■ **Extract to read**:
· · · · ·

Is there some methods to solve equations with MIN operation?
Xu Wang
I have to solve a set of equations with MIN operation.
MIN operation:
For an equation MIN{x1, x2, ..., xn} = a, "a" is the minimal value
among x1 to xn.
A set of equations with MIN operation is like:
MIN{x1, x2} = b
MIN{x3, x4} = c
MIN{x2+x3, x5} = d
.....
Is it possible to solve or partially solve the equations. I mean is
there some algorithms or methods to solve the value of some variables?
Could anyone give me a hint about which part of mathematics does this
problem belong to?
Thank you in advance.
Best regards,
Xu
Dann Corbit
bde654...@l14g2000yql.googlegroups.com>, wangx...@gmail.com
says...
The easiest way to solve this sort of thing is with a program, assuming
that you have a comparison operator for the data types in your list.
For example, here is a C++ program that finds the minimum and maximum of
items in a list:
#include <cstdlib>
template <typename e_type>
void minmax(e_type * array, size_t arr_size, e_type * min_e,
e_type * max_e)
{
e_type min_e_type;
e_type max_e_type;
size_t index,
next;
if (arr_size % 2) {
min_e_type = array[0];
max_e_type = array[0];
next = 1;
} else {
if (array[0] > array[1]) {
max_e_type = array[0];
min_e_type = array[1];
} else {
min_e_type = array[0];
max_e_type = array[1];
}
next = 2;
}
for (index = next; index < arr_size; index += 2) {
if (array[index] > array[index + 1]) {
max_e_type = max_e_type > array[index] ? max_e_type : array
[index];
min_e_type = min_e_type < array[index + 1] ? min_e_type :
array[index + 1];
} else {
max_e_type = max_e_type > array[index + 1] ? max_e_type :
array[index + 1];
min_e_type = min_e_type < array[index] ? min_e_type : array
[index];
}
}
*min_e = min_e_type;
*max_e = max_e_type;
}
#ifdef UNIT_TEST
#include <cstdio>
char string[32767];
double foo[32767];
int main(void)

· · · · ·

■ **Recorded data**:
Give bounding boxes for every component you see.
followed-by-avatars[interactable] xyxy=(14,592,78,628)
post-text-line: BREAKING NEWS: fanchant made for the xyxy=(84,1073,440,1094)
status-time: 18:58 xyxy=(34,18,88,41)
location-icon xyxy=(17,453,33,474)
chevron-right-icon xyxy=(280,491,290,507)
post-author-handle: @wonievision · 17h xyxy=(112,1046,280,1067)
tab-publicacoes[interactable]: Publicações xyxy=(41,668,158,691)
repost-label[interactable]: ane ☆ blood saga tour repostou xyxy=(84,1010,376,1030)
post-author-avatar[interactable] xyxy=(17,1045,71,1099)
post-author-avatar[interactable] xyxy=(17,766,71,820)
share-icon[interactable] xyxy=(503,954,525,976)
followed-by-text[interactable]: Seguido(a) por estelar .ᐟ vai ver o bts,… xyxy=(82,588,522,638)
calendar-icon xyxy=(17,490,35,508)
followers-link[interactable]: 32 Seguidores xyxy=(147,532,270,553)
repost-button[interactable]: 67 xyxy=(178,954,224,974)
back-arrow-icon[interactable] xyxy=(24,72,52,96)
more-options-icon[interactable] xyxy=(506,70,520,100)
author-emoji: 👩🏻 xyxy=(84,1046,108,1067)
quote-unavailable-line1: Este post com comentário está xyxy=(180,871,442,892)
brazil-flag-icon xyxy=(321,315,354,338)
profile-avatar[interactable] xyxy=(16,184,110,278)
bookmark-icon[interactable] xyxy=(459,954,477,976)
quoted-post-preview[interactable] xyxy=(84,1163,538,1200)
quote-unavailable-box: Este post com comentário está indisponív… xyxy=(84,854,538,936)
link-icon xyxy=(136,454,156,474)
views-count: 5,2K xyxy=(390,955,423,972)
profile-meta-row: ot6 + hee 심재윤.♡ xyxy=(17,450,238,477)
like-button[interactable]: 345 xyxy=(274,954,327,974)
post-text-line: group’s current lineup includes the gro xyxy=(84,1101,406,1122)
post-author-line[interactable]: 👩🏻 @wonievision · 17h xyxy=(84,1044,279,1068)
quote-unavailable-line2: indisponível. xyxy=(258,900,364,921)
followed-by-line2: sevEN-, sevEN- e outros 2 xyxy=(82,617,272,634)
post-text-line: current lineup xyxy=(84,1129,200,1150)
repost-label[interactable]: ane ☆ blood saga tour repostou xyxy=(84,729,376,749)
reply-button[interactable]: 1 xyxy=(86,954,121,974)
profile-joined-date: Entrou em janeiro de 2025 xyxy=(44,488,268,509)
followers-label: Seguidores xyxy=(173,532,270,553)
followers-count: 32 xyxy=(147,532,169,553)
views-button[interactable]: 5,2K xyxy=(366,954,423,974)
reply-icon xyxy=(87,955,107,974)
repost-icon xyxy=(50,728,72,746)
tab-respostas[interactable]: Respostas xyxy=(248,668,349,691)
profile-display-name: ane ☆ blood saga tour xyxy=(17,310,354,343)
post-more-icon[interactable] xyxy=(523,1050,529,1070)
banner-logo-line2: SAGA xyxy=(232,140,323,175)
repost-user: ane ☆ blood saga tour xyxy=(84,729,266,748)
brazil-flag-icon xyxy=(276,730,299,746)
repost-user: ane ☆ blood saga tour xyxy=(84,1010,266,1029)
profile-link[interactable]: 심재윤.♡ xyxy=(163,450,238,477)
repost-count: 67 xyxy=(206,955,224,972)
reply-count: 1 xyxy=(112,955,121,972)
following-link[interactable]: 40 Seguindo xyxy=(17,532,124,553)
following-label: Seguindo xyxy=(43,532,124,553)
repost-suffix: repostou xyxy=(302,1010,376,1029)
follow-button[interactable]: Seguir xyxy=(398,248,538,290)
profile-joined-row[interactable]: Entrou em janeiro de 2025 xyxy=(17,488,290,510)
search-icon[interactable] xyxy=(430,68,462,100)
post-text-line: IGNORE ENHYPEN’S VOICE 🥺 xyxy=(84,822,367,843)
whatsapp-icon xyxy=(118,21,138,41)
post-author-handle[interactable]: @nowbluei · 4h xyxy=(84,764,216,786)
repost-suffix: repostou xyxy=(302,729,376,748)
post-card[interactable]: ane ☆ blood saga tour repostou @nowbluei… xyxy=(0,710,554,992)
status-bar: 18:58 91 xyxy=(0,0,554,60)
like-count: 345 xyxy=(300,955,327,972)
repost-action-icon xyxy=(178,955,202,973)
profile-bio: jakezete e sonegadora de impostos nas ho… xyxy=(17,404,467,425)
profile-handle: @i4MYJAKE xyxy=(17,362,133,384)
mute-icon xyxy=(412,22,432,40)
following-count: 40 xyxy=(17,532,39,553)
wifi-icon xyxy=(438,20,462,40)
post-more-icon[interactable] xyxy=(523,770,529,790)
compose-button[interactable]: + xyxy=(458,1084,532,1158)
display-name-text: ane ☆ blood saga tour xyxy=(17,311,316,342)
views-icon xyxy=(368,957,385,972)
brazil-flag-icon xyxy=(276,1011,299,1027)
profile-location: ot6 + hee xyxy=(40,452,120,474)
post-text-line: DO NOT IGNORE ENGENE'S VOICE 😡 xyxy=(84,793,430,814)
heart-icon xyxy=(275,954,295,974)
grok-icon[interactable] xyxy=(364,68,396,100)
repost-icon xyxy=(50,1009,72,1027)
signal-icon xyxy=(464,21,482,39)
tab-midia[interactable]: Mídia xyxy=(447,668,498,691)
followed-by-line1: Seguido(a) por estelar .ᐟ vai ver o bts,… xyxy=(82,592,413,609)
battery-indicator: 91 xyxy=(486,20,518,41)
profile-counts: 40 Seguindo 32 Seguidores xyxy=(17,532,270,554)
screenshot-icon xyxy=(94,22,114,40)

· · · · ·

■ **Your tasks**:
a – Copy the part of the thread on MIN equations that starts with "Is it possible" and goes on through "problem belong to?".
b – Pick up the thread on MIN equations after its last line and carry it on.

■ **Answers given**:
a –
Is it possible to solve or partially solve the equations. I mean is
there some algorithms or methods to solve the value of some variables?
Could anyone give me a hint about which part of mathematics does this
problem belong to?

b –
{
size_t index = 0;
double dmin,
dmax;
while (fgets(string, sizeof string, stdin)) {
foo[index++] = atof(string);
if (index > 32766)
break;
}
minmax(foo, index, &dmin, &dmax);
printf("min=%f, max=%f\n", dmin, dmax);
return 0;
}
#endif
/*
c:\dcorbit64\tmp>minmax
1
2
3
4
5
6
7
8
9
10
22
11
32
55
-3
2
11
7
^Z
min=-3.000000, max=55.000000
*/
Xu Wang
> On Jul 28, 10:19 am, Xu Wang <wangxu.n...@gmail.com> wrote:
>
> > Hi everyone,
>
> > I have to solve a set of equations with MIN operation.
>
> > MIN operation:
> > For an equation MIN{x1, x2, ..., xn} = a, "a" is the minimal value
> > among x1 to xn.
>
> > A set of equations with MIN operation is like:
>
> > MIN{x1, x2} = b
> > MIN{x3, x4} = c
> > MIN{x2+x3, x5} = d
>
> (assuming a, b, c, ... are all >= 0):
> minimize x1 + x2 +x3 + x4 + x5 + x6
> subject to
> x6 = x2 + x3,
> x1 >= b,
> x2 >= b,
> x3 >= c,
> x4 >= c,
> x5 >= d,
> x6 >= d.
>
> R.G. Vickson
>
> > .....
>
> > Is it possible to solve or partially solve the equations. I mean is
> > there some algorithms or methods to solve the value of some variables?
> > Could anyone give me a hint about which part of mathematics does this
> > problem belong to?
>
>
> > Best regards,
> > Xu
>
>
I tried to solve it in linear programming the following example.
MIN{x1+x2, x3+x4} = 5
MIN{x2, x3+x4} = 3
as
x2 >= 3
x3+x4 >= 5
x1+x2 >= 5
the answer is
x1 = 1.2177
x2 = 3.1823
x3 = 2.5000
x4 = 2.5000
But I think this is not the answer, because
1. for MIN{x2, x3+x4} = 3, one of x2 and (x3+x4) must be 3,
2. it is easy to see that x2 = 3.
Xu
Xu Wang
I got a method. It is to solve the following equations.
MIN(x1, x2) = (x1+x2-|x1-x2|)/2 = b
...
x1 >= b
x2 >= b
...
Is there some ways to solve these equations?
Thank you.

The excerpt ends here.